Stored rows:

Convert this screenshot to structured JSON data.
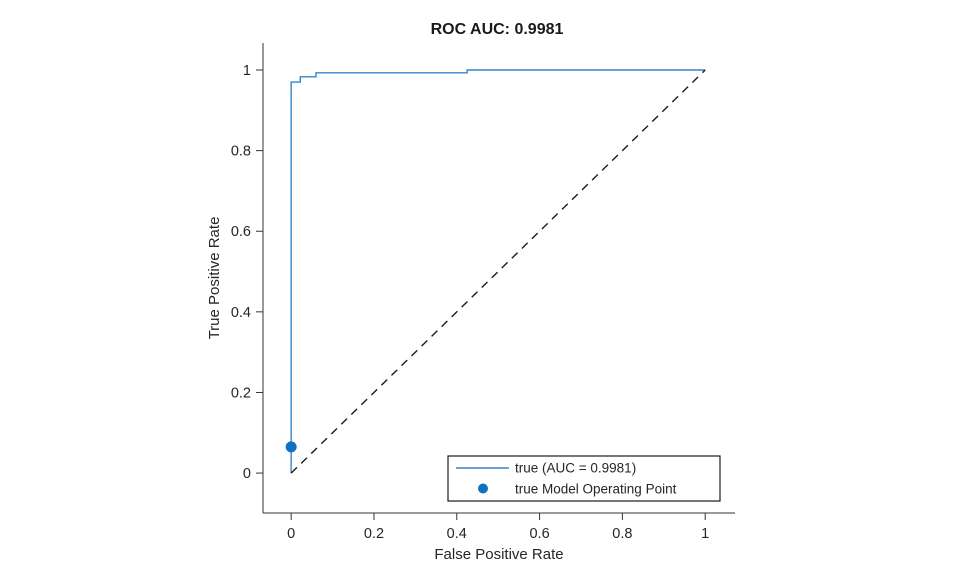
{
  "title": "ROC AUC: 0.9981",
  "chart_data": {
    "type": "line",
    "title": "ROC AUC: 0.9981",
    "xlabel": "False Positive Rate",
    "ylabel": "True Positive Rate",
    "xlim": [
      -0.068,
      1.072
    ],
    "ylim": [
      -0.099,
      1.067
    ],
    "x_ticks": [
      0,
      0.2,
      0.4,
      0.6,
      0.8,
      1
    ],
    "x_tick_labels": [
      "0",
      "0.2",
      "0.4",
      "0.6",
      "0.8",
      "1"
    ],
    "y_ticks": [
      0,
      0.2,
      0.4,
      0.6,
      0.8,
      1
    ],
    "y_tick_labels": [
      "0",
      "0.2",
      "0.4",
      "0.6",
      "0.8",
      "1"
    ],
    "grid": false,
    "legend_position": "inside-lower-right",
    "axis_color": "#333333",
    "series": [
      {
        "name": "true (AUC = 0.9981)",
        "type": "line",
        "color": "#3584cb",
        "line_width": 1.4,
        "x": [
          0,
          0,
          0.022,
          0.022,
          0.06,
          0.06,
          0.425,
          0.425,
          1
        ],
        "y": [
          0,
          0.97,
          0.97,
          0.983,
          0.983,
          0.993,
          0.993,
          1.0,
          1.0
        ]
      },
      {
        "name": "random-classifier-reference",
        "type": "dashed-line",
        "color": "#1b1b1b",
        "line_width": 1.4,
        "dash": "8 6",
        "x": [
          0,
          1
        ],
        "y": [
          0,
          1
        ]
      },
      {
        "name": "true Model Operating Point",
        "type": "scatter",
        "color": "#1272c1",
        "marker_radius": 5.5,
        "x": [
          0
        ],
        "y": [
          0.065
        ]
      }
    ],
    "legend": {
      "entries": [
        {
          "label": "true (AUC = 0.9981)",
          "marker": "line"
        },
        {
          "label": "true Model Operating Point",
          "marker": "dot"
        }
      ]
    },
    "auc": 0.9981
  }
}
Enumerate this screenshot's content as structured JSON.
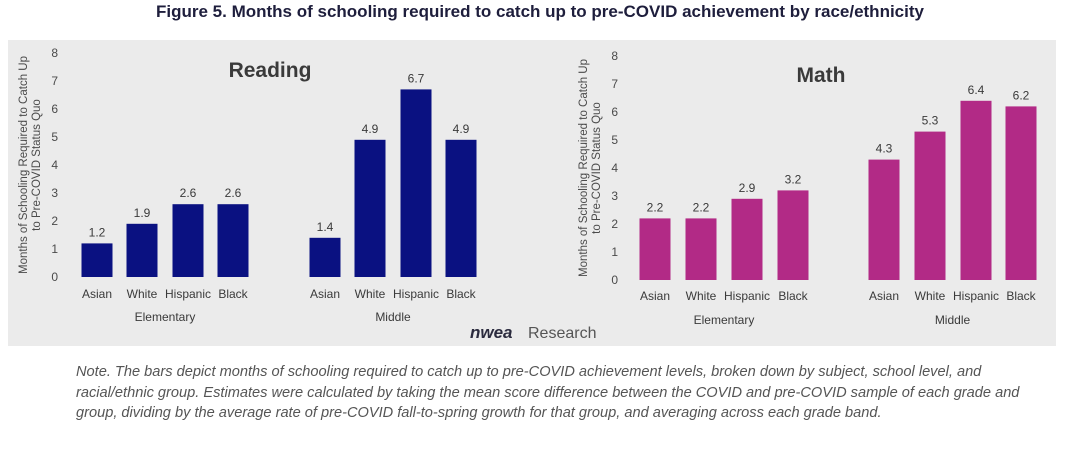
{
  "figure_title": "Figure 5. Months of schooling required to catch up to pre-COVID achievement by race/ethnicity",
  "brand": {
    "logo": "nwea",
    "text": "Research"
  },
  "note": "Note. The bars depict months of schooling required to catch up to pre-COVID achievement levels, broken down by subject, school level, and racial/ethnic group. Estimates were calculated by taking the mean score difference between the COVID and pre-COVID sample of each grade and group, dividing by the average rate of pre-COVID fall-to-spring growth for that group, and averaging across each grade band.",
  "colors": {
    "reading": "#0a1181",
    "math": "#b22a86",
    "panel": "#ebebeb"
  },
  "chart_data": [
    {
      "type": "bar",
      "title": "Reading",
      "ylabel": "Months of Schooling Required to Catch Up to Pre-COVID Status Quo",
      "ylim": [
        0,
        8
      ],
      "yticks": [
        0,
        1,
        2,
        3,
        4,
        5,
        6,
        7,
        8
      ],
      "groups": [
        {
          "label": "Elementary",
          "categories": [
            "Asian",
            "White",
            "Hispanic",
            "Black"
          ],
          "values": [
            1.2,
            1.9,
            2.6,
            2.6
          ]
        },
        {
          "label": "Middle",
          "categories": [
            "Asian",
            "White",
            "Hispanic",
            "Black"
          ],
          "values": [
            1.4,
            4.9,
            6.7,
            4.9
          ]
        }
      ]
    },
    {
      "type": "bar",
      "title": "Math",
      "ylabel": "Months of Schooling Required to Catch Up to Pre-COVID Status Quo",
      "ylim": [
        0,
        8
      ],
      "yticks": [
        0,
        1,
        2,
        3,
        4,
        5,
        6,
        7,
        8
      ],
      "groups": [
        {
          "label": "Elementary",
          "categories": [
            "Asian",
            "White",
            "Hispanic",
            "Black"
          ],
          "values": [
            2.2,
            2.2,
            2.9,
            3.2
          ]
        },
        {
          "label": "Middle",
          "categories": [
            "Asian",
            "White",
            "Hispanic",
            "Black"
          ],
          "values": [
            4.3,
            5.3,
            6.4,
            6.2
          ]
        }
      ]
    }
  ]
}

Do this: Restate the entire listing word for word, excluding pictures.

Exercise response:
Convert this screenshot to structured JSON data.
{
  "title": "ROC AUC: 0.9981",
  "chart_data": {
    "type": "line",
    "title": "ROC AUC: 0.9981",
    "xlabel": "False Positive Rate",
    "ylabel": "True Positive Rate",
    "xlim": [
      -0.068,
      1.072
    ],
    "ylim": [
      -0.099,
      1.067
    ],
    "x_ticks": [
      0,
      0.2,
      0.4,
      0.6,
      0.8,
      1
    ],
    "x_tick_labels": [
      "0",
      "0.2",
      "0.4",
      "0.6",
      "0.8",
      "1"
    ],
    "y_ticks": [
      0,
      0.2,
      0.4,
      0.6,
      0.8,
      1
    ],
    "y_tick_labels": [
      "0",
      "0.2",
      "0.4",
      "0.6",
      "0.8",
      "1"
    ],
    "grid": false,
    "legend_position": "inside-lower-right",
    "axis_color": "#333333",
    "series": [
      {
        "name": "true (AUC = 0.9981)",
        "type": "line",
        "color": "#3584cb",
        "line_width": 1.4,
        "x": [
          0,
          0,
          0.022,
          0.022,
          0.06,
          0.06,
          0.425,
          0.425,
          1
        ],
        "y": [
          0,
          0.97,
          0.97,
          0.983,
          0.983,
          0.993,
          0.993,
          1.0,
          1.0
        ]
      },
      {
        "name": "random-classifier-reference",
        "type": "dashed-line",
        "color": "#1b1b1b",
        "line_width": 1.4,
        "dash": "8 6",
        "x": [
          0,
          1
        ],
        "y": [
          0,
          1
        ]
      },
      {
        "name": "true Model Operating Point",
        "type": "scatter",
        "color": "#1272c1",
        "marker_radius": 5.5,
        "x": [
          0
        ],
        "y": [
          0.065
        ]
      }
    ],
    "legend": {
      "entries": [
        {
          "label": "true (AUC = 0.9981)",
          "marker": "line"
        },
        {
          "label": "true Model Operating Point",
          "marker": "dot"
        }
      ]
    },
    "auc": 0.9981
  }
}
Enumerate this screenshot's content as structured JSON.
{
  "figure_title": "Figure 5. Months of schooling required to catch up to pre-COVID achievement by race/ethnicity",
  "brand": {
    "logo": "nwea",
    "text": "Research"
  },
  "note": "Note. The bars depict months of schooling required to catch up to pre-COVID achievement levels, broken down by subject, school level, and racial/ethnic group. Estimates were calculated by taking the mean score difference between the COVID and pre-COVID sample of each grade and group, dividing by the average rate of pre-COVID fall-to-spring growth for that group, and averaging across each grade band.",
  "colors": {
    "reading": "#0a1181",
    "math": "#b22a86",
    "panel": "#ebebeb"
  },
  "chart_data": [
    {
      "type": "bar",
      "title": "Reading",
      "ylabel": "Months of Schooling Required to Catch Up to Pre-COVID Status Quo",
      "ylim": [
        0,
        8
      ],
      "yticks": [
        0,
        1,
        2,
        3,
        4,
        5,
        6,
        7,
        8
      ],
      "groups": [
        {
          "label": "Elementary",
          "categories": [
            "Asian",
            "White",
            "Hispanic",
            "Black"
          ],
          "values": [
            1.2,
            1.9,
            2.6,
            2.6
          ]
        },
        {
          "label": "Middle",
          "categories": [
            "Asian",
            "White",
            "Hispanic",
            "Black"
          ],
          "values": [
            1.4,
            4.9,
            6.7,
            4.9
          ]
        }
      ]
    },
    {
      "type": "bar",
      "title": "Math",
      "ylabel": "Months of Schooling Required to Catch Up to Pre-COVID Status Quo",
      "ylim": [
        0,
        8
      ],
      "yticks": [
        0,
        1,
        2,
        3,
        4,
        5,
        6,
        7,
        8
      ],
      "groups": [
        {
          "label": "Elementary",
          "categories": [
            "Asian",
            "White",
            "Hispanic",
            "Black"
          ],
          "values": [
            2.2,
            2.2,
            2.9,
            3.2
          ]
        },
        {
          "label": "Middle",
          "categories": [
            "Asian",
            "White",
            "Hispanic",
            "Black"
          ],
          "values": [
            4.3,
            5.3,
            6.4,
            6.2
          ]
        }
      ]
    }
  ]
}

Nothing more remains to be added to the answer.